◆ **Tarea A**
¿Cómo resumirías en dos frases el texto sobre la historia del tatuaje?
◆ **Tarea B**
¿Puedes citar textualmente, del texto sobre la historia del tatuaje, todo lo que va desde «Los Guerreros Pictos (Los» hasta «sembrar el terror.»?

◆ **Texto del documento**
-=-=-

Tatuajes con Historia: De las Momias al Metaverso
¡Sabías que…? Hace 5.000 años, si querías un tatuaje, no ibas a un estudio con aire acondicionado y música Lo-fi. Se lo pedías al chamán de tu tribu, que probablemente usaba hollín de la hoguera y una espina de cactus. La momia Ötzi, el «influencer» más antiguo del tatuaje, tenía 61 líneas en su cuerpo. Pero no eran por estética; estaban justo encima de sus articulaciones desgastadas. Básicamente, su tatuador era su fisioterapeuta. ¡Eso sí que es un servicio completo!
Tinta con pedigrí: Culturas que dejaron huella
A lo largo de la historia, el tatuaje ha servido para mucho más que para fardar en la playa:
Egipto y el poder femenino: Durante mucho tiempo se pensó que solo las mujeres «de dudosa reputación» se tatuaban en el antiguo Egipto. ¡Error! Se descubrieron momias de sacerdotisas con tatuajes de diamantes y líneas que servían como amuletos de protección durante el embarazo. Eran auténticas armaduras mágicas en la piel.
Los Guerreros Pictos (Los «Pintados»): Los romanos fliparon tanto cuando llegaron a Escocia y vieron a guerreros cubiertos de tatuajes azules de pies a cabeza, que los llamaron Picti (los pintados). Imagínate la cara de los soldados romanos viendo venir a un ejército de tíos azules gritando. El primer «body suit» de la historia no era para Instagram, era para sembrar el terror.
Polinesia: El estatus se mide en tinta: En culturas como la Maorí o la Samoana, el tatuaje (Moko) contaba tu árbol genealógico, tus victorias y tu rango social. Si no tenías tatuajes, eras básicamente «invisible» para la sociedad. Cuanta más tinta, más respetado eras. Eso sí, el método tradicional del «martillito» y el hueso afilado no era apto para flojos.
En Mononoke, aunque preferimos nuestras máquinas rotativas de última generación a las espinas de cactus, mantenemos ese respeto por el significado. Ya sea un amuleto de protección o un homenaje a tu gato, tu piel sigue contando tu historia, igual que la de Ötzi.
Nota del Editor: > Leer sobre los guerreros Pictos y sus batallas me ha dado envidia. Ojalá mi mayor problema hoy fuera una invasión romana y no el hecho de que el repartidor de suministros me ha dejado 40 cajas de guantes de la talla S cuando aquí todos tenéis manos de gigante. Además, se ha roto la cafetera del estudio y ahora los artistas están deambulando por los pasillos como momias egipcias, pero con menos glamour y más mala leche. Si alguien sabe de un chamán que cure el estrés con hollín y espinas de cactus, que me mande un DM, por favor. Lo necesito más que Ötzi sus puntos en la rodilla.

-=-=-

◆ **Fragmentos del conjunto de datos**
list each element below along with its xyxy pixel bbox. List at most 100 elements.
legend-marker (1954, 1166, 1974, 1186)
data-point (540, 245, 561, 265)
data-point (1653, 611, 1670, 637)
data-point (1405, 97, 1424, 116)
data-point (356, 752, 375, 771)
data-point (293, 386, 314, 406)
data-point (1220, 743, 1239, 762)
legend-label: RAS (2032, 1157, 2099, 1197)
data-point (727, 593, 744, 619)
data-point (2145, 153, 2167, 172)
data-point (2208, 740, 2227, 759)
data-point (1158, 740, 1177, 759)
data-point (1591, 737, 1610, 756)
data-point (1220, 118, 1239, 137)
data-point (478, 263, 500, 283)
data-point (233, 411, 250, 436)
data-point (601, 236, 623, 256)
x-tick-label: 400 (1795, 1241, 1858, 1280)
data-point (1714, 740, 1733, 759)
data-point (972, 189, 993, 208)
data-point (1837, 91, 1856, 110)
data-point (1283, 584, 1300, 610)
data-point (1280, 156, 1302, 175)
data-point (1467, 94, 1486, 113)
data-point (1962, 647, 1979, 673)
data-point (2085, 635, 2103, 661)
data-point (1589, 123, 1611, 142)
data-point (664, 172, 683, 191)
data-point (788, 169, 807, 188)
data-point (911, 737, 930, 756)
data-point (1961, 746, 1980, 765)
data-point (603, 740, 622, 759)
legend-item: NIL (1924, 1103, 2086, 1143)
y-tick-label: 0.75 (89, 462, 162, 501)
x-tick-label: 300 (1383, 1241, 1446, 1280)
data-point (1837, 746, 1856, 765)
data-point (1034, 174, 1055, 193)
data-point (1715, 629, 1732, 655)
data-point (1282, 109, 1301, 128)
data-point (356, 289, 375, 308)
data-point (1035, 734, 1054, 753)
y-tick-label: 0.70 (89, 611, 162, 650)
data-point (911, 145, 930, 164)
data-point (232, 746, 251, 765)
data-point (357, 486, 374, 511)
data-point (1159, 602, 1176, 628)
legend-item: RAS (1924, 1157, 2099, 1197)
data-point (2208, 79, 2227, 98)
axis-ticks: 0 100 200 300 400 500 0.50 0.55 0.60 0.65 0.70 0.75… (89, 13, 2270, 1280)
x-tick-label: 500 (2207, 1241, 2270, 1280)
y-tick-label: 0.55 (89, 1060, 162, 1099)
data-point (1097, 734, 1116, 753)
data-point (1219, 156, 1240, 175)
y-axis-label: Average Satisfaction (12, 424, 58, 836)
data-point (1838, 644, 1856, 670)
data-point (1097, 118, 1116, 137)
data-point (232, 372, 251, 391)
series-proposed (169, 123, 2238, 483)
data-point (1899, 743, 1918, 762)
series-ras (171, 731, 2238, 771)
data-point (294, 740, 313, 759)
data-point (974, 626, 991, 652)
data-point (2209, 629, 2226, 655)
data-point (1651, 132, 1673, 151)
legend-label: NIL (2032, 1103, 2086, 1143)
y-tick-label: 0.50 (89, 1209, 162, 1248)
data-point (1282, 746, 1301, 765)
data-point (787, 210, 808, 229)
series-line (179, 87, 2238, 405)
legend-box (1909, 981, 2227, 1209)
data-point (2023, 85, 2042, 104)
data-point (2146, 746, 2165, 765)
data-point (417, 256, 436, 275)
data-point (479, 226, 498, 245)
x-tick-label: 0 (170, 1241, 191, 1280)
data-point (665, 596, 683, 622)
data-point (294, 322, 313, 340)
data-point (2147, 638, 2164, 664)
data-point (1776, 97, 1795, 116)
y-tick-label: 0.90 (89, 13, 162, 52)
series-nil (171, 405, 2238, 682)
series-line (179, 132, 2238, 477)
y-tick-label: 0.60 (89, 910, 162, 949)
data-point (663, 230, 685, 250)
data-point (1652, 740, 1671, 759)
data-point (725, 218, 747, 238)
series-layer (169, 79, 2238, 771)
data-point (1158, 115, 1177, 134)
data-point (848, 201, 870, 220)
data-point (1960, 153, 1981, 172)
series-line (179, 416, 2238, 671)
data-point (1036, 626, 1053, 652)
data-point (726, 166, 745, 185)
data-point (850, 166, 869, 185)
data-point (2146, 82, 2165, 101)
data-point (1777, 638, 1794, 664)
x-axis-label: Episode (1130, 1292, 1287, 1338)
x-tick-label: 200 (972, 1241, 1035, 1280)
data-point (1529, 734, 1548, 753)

-=-=-

◆ **Tu respuesta A**
A lo largo de la historia, el tatuaje ha servido para mucho más que lucirse: las 61 líneas de la momia Ötzi estaban sobre sus articulaciones desgastadas, y en el antiguo Egipto las sacerdotisas llevaban tatuajes como amuletos de protección durante el embarazo. Los guerreros pictos se cubrían de tatuajes azules para sembrar el terror, y en Polinesia el tatuaje contaba el árbol genealógico, las victorias y el rango social de cada persona.

◆ **Tu respuesta B**
Los Guerreros Pictos (Los «Pintados»): Los romanos fliparon tanto cuando llegaron a Escocia y vieron a guerreros cubiertos de tatuajes azules de pies a cabeza, que los llamaron Picti (los pintados). Imagínate la cara de los soldados romanos viendo venir a un ejército de tíos azules gritando. El primer «body suit» de la historia no era para Instagram, era para sembrar el terror.